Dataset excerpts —
--- start ---
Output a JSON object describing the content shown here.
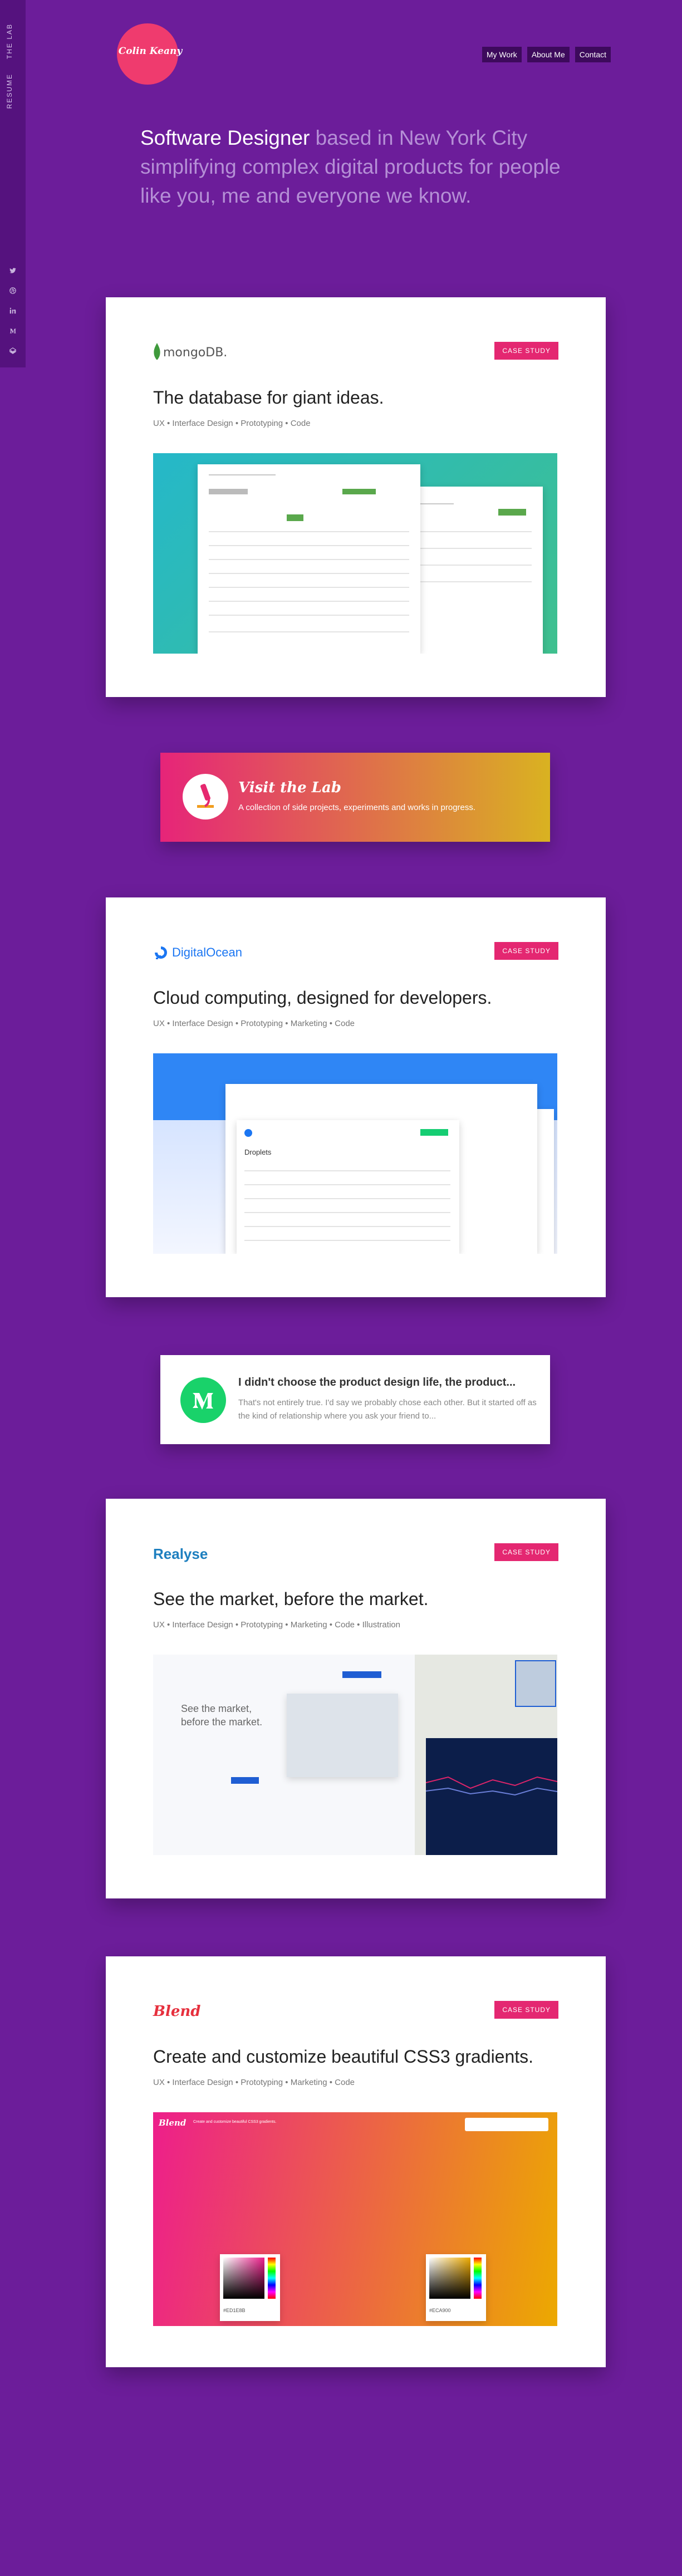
{
  "side_nav": {
    "lab": "The Lab",
    "resume": "Resume"
  },
  "social": [
    "twitter-icon",
    "dribbble-icon",
    "linkedin-icon",
    "medium-icon",
    "codepen-icon"
  ],
  "logo": {
    "text": "Colin Keany"
  },
  "nav": {
    "work": "My Work",
    "about": "About Me",
    "contact": "Contact"
  },
  "intro": {
    "highlight": "Software Designer",
    "rest": " based in New York City simplifying complex digital products for people like you, me and everyone we know."
  },
  "cta": "Case Study",
  "projects": [
    {
      "brand": "mongoDB.",
      "title": "The database for giant ideas.",
      "tags": "UX • Interface Design • Prototyping • Code"
    },
    {
      "brand": "DigitalOcean",
      "title": "Cloud computing, designed for developers.",
      "tags": "UX • Interface Design • Prototyping • Marketing • Code",
      "shot_heading": "Droplets"
    },
    {
      "brand": "Realyse",
      "title": "See the market, before the market.",
      "tags": "UX • Interface Design • Prototyping • Marketing • Code • Illustration",
      "shot_heading": "See the market, before the market."
    },
    {
      "brand": "Blend",
      "title": "Create and customize beautiful CSS3 gradients.",
      "tags": "UX • Interface Design • Prototyping • Marketing • Code",
      "app_name": "Blend",
      "app_tag": "Create and customize beautiful CSS3 gradients.",
      "color_left": "#ED1E8B",
      "color_right": "#ECA900"
    }
  ],
  "lab": {
    "title": "Visit the Lab",
    "subtitle": "A collection of side projects, experiments and works in progress."
  },
  "medium": {
    "title": "I didn't choose the product design life, the product...",
    "body": "That's not entirely true. I'd say we probably chose each other. But it started off as the kind of relationship where you ask your friend to..."
  },
  "colors": {
    "background": "#6C1D9A",
    "accent": "#E42771",
    "medium_green": "#19D26A"
  }
}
--- end ---
Aim — Copy every line of the records above that contains "tags".

Right answer —
      "tags": "UX • Interface Design • Prototyping • Code"
      "tags": "UX • Interface Design • Prototyping • Marketing • Code",
      "tags": "UX • Interface Design • Prototyping • Marketing • Code • Illustration",
      "tags": "UX • Interface Design • Prototyping • Marketing • Code",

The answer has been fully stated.